▼

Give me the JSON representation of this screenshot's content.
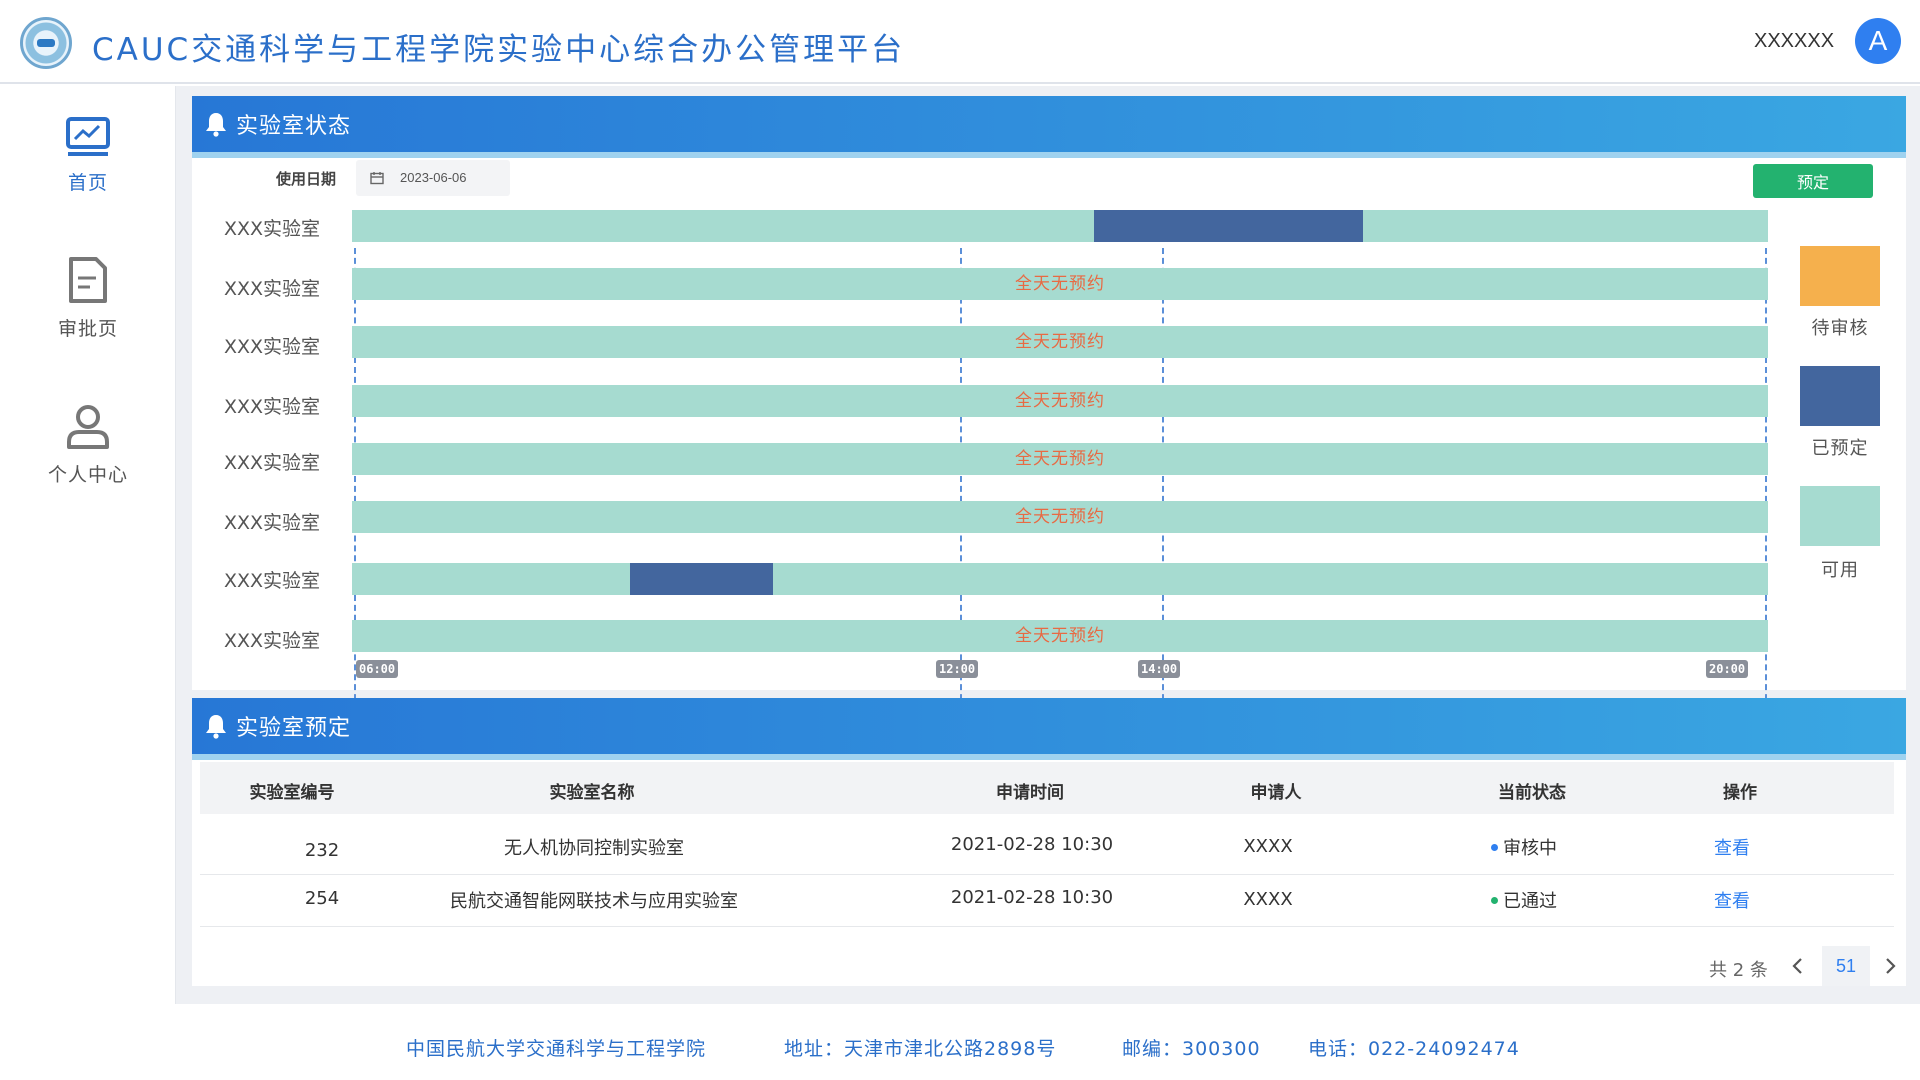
{
  "header": {
    "title": "CAUC交通科学与工程学院实验中心综合办公管理平台",
    "user_name": "XXXXXX",
    "avatar_letter": "A"
  },
  "sidebar": {
    "items": [
      {
        "label": "首页",
        "icon": "monitor-chart-icon",
        "active": true
      },
      {
        "label": "审批页",
        "icon": "document-icon",
        "active": false
      },
      {
        "label": "个人中心",
        "icon": "user-icon",
        "active": false
      }
    ]
  },
  "status_panel": {
    "title": "实验室状态",
    "date_label": "使用日期",
    "date_value": "2023-06-06",
    "reserve_button": "预定",
    "labs": [
      {
        "name": "XXX实验室",
        "text": "",
        "bookings": [
          {
            "start": "13:20",
            "end": "16:00"
          }
        ]
      },
      {
        "name": "XXX实验室",
        "text": "全天无预约",
        "bookings": []
      },
      {
        "name": "XXX实验室",
        "text": "全天无预约",
        "bookings": []
      },
      {
        "name": "XXX实验室",
        "text": "全天无预约",
        "bookings": []
      },
      {
        "name": "XXX实验室",
        "text": "全天无预约",
        "bookings": []
      },
      {
        "name": "XXX实验室",
        "text": "全天无预约",
        "bookings": []
      },
      {
        "name": "XXX实验室",
        "text": "",
        "bookings": [
          {
            "start": "08:45",
            "end": "10:10"
          }
        ]
      },
      {
        "name": "XXX实验室",
        "text": "全天无预约",
        "bookings": []
      }
    ],
    "time_marks": [
      "06:00",
      "12:00",
      "14:00",
      "20:00"
    ],
    "time_range": {
      "start": "06:00",
      "end": "20:00"
    },
    "legend": [
      {
        "label": "待审核",
        "color": "#f5b04d"
      },
      {
        "label": "已预定",
        "color": "#43669e"
      },
      {
        "label": "可用",
        "color": "#a6dbd0"
      }
    ]
  },
  "booking_panel": {
    "title": "实验室预定",
    "columns": [
      "实验室编号",
      "实验室名称",
      "申请时间",
      "申请人",
      "当前状态",
      "操作"
    ],
    "rows": [
      {
        "id": "232",
        "name": "无人机协同控制实验室",
        "time": "2021-02-28  10:30",
        "applicant": "XXXX",
        "status": "审核中",
        "status_color": "#2f7ff0",
        "action": "查看"
      },
      {
        "id": "254",
        "name": "民航交通智能网联技术与应用实验室",
        "time": "2021-02-28  10:30",
        "applicant": "XXXX",
        "status": "已通过",
        "status_color": "#23b26f",
        "action": "查看"
      }
    ],
    "pager": {
      "total": "共 2 条",
      "page": "51"
    }
  },
  "footer": {
    "school": "中国民航大学交通科学与工程学院",
    "address": "地址：天津市津北公路2898号",
    "postcode": "邮编：300300",
    "phone": "电话：022-24092474"
  },
  "colors": {
    "accent": "#2b6fc9",
    "available": "#a6dbd0",
    "booked": "#43669e",
    "pending": "#f5b04d",
    "success": "#23b26f"
  }
}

▲

Written problem
Only the number is wanted: how many lines in the entries above contain the word "icon"?

Expected answer
3